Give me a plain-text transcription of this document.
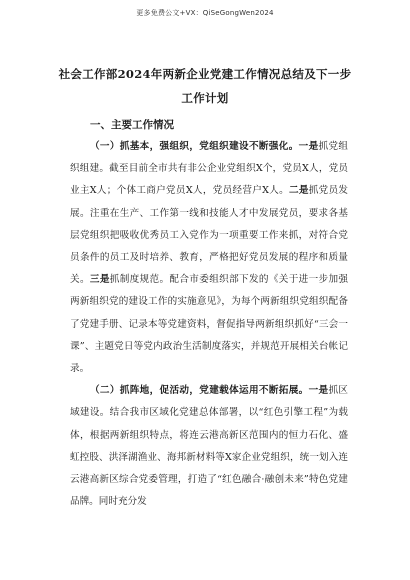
更多免费公文+VX：QiSeGongWen2024
社会工作部2024年两新企业党建工作情况总结及下一步工作计划
一、主要工作情况

（一）抓基本，强组织，党组织建设不断强化。一是抓党组织组建。截至目前全市共有非公企业党组织X个，党员X人，党员业主X人；个体工商户党员X人，党员经营户X人。二是抓党员发展。注重在生产、工作第一线和技能人才中发展党员，要求各基层党组织把吸收优秀员工入党作为一项重要工作来抓，对符合党员条件的员工及时培养、教育，严格把好党员发展的程序和质量关。三是抓制度规范。配合市委组织部下发的《关于进一步加强两新组织党的建设工作的实施意见》，为每个两新组织党组织配备了党建手册、记录本等党建资料，督促指导两新组织抓好“三会一课”、主题党日等党内政治生活制度落实，并规范开展相关台帐记录。

（二）抓阵地，促活动，党建载体运用不断拓展。一是抓区域建设。结合我市区域化党建总体部署，以“红色引擎工程”为载体，根据两新组织特点，将连云港高新区范围内的恒力石化、盛虹控股、洪泽湖渔业、海邦新材料等X家企业党组织，统一划入连云港高新区综合党委管理，打造了“红色融合·融创未来”特色党建品牌。同时充分发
__________________________________________________
→ What this task involves: Retype all entries exactly as they appear, dropping the images.

→ Result of this exercise:
Give me a plain-text transcription of this document.
更多免费公文+VX：QiSeGongWen2024
社会工作部2024年两新企业党建工作情况总结及下一步工作计划
一、主要工作情况

（一）抓基本，强组织，党组织建设不断强化。一是抓党组织组建。截至目前全市共有非公企业党组织X个，党员X人，党员业主X人；个体工商户党员X人，党员经营户X人。二是抓党员发展。注重在生产、工作第一线和技能人才中发展党员，要求各基层党组织把吸收优秀员工入党作为一项重要工作来抓，对符合党员条件的员工及时培养、教育，严格把好党员发展的程序和质量关。三是抓制度规范。配合市委组织部下发的《关于进一步加强两新组织党的建设工作的实施意见》，为每个两新组织党组织配备了党建手册、记录本等党建资料，督促指导两新组织抓好“三会一课”、主题党日等党内政治生活制度落实，并规范开展相关台帐记录。

（二）抓阵地，促活动，党建载体运用不断拓展。一是抓区域建设。结合我市区域化党建总体部署，以“红色引擎工程”为载体，根据两新组织特点，将连云港高新区范围内的恒力石化、盛虹控股、洪泽湖渔业、海邦新材料等X家企业党组织，统一划入连云港高新区综合党委管理，打造了“红色融合·融创未来”特色党建品牌。同时充分发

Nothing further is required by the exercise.